WHAT YOU SHOULD DO >>
Copy each line of the records that contains the word "Mumbai".

(Stored entries)
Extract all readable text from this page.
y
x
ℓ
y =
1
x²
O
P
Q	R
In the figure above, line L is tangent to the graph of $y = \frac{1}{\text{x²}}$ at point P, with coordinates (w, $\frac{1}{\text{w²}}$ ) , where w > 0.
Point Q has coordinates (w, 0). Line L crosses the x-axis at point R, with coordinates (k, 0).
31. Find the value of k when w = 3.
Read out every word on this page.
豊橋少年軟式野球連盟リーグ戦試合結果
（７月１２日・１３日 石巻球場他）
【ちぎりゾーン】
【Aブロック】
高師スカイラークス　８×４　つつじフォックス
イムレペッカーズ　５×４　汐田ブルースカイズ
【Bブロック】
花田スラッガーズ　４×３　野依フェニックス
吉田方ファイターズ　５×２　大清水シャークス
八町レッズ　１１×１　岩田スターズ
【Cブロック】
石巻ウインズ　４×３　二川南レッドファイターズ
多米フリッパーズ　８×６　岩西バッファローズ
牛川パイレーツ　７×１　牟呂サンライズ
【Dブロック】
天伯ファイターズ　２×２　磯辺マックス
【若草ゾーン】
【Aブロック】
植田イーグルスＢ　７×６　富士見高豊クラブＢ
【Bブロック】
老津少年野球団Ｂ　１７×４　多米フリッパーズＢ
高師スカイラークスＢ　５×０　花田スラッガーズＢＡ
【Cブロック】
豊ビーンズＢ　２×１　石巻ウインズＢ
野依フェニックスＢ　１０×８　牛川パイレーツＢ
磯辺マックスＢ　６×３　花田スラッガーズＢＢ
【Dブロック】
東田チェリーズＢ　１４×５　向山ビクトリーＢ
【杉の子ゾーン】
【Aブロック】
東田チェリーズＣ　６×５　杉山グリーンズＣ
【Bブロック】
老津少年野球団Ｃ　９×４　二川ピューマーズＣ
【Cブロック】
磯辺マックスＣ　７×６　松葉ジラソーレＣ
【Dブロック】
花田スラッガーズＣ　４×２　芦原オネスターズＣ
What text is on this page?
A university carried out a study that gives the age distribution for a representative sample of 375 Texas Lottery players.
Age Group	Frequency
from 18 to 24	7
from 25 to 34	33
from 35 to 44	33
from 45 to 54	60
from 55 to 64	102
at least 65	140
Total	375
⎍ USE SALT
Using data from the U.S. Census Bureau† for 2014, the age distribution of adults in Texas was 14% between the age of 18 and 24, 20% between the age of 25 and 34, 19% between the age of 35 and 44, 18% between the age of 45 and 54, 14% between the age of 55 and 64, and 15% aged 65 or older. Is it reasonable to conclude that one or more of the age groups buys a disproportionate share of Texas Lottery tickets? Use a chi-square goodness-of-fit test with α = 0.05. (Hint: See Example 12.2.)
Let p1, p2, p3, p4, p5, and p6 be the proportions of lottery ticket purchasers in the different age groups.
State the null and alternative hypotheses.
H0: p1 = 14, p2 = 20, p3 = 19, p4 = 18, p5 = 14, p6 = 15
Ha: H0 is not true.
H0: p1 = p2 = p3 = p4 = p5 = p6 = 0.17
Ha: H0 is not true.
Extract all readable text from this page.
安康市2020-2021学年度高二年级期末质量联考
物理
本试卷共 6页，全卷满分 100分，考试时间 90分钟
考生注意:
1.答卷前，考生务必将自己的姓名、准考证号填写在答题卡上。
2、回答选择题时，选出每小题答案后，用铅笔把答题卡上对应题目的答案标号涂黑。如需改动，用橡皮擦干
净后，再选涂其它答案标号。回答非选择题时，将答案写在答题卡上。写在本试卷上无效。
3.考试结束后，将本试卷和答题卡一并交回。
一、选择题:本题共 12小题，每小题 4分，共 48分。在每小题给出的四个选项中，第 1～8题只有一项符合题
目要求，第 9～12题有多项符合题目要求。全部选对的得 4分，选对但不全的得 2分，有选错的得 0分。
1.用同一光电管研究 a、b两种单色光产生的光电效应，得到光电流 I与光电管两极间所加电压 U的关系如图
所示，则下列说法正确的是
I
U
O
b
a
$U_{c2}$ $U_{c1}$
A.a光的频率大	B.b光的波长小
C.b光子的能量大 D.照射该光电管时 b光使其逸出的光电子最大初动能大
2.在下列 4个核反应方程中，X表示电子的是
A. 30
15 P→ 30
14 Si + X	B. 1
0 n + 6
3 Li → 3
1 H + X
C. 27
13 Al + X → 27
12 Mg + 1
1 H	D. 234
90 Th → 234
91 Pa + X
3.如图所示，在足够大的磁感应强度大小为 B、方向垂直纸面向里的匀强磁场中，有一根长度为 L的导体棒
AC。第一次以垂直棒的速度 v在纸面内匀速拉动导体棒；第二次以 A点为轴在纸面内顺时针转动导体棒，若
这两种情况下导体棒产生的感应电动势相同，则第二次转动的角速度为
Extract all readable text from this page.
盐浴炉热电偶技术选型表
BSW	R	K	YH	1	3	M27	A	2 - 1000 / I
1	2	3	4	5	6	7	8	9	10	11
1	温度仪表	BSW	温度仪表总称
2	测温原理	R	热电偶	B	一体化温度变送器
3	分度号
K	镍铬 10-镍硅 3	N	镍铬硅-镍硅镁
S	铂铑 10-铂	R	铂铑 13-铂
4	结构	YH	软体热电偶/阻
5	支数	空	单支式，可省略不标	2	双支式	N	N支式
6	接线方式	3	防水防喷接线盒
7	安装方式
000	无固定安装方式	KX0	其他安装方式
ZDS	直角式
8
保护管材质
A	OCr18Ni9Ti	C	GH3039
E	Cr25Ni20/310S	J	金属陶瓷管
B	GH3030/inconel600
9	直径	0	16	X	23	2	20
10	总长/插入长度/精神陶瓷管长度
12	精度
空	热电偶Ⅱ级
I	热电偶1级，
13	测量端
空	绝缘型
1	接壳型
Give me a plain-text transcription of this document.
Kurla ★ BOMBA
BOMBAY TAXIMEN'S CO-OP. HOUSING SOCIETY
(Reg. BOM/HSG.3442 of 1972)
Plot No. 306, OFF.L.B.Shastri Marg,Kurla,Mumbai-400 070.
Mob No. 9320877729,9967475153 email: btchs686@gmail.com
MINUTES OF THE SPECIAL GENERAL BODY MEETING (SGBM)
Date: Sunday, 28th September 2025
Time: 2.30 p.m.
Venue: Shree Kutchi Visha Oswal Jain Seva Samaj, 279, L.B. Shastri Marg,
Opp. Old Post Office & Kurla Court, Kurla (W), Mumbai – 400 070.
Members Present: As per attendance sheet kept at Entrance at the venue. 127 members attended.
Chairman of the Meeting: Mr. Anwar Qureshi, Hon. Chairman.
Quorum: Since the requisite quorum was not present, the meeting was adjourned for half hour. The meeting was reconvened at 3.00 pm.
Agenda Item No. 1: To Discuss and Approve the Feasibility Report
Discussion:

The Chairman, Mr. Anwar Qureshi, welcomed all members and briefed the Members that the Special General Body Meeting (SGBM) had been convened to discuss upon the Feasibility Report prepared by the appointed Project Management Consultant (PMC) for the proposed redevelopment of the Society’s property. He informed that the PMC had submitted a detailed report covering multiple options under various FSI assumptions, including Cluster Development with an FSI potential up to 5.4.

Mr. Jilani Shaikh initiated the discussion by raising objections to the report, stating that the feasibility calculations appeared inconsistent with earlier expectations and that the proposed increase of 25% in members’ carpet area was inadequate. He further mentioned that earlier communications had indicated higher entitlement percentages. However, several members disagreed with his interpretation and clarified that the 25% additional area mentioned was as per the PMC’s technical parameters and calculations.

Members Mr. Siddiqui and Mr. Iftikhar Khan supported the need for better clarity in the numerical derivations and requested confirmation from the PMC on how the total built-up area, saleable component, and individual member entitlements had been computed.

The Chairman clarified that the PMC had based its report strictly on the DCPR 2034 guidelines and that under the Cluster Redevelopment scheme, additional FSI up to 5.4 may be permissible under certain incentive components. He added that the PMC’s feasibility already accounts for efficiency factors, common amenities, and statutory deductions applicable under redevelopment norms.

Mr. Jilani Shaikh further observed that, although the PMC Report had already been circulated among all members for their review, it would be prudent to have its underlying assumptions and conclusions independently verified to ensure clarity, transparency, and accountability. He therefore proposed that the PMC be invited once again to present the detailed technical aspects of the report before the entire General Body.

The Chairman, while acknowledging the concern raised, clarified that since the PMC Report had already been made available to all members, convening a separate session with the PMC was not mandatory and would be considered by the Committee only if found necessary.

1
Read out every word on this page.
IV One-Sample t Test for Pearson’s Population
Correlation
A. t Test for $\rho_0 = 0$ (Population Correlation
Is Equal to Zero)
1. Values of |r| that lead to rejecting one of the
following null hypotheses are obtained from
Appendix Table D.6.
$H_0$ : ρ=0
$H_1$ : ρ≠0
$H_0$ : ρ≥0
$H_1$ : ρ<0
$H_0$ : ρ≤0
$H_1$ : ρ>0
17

COMPLETE OUTPUT >>
Plot No. 306, OFF.L.B.Shastri Marg,Kurla,Mumbai-400 070.
Opp. Old Post Office & Kurla Court, Kurla (W), Mumbai – 400 070.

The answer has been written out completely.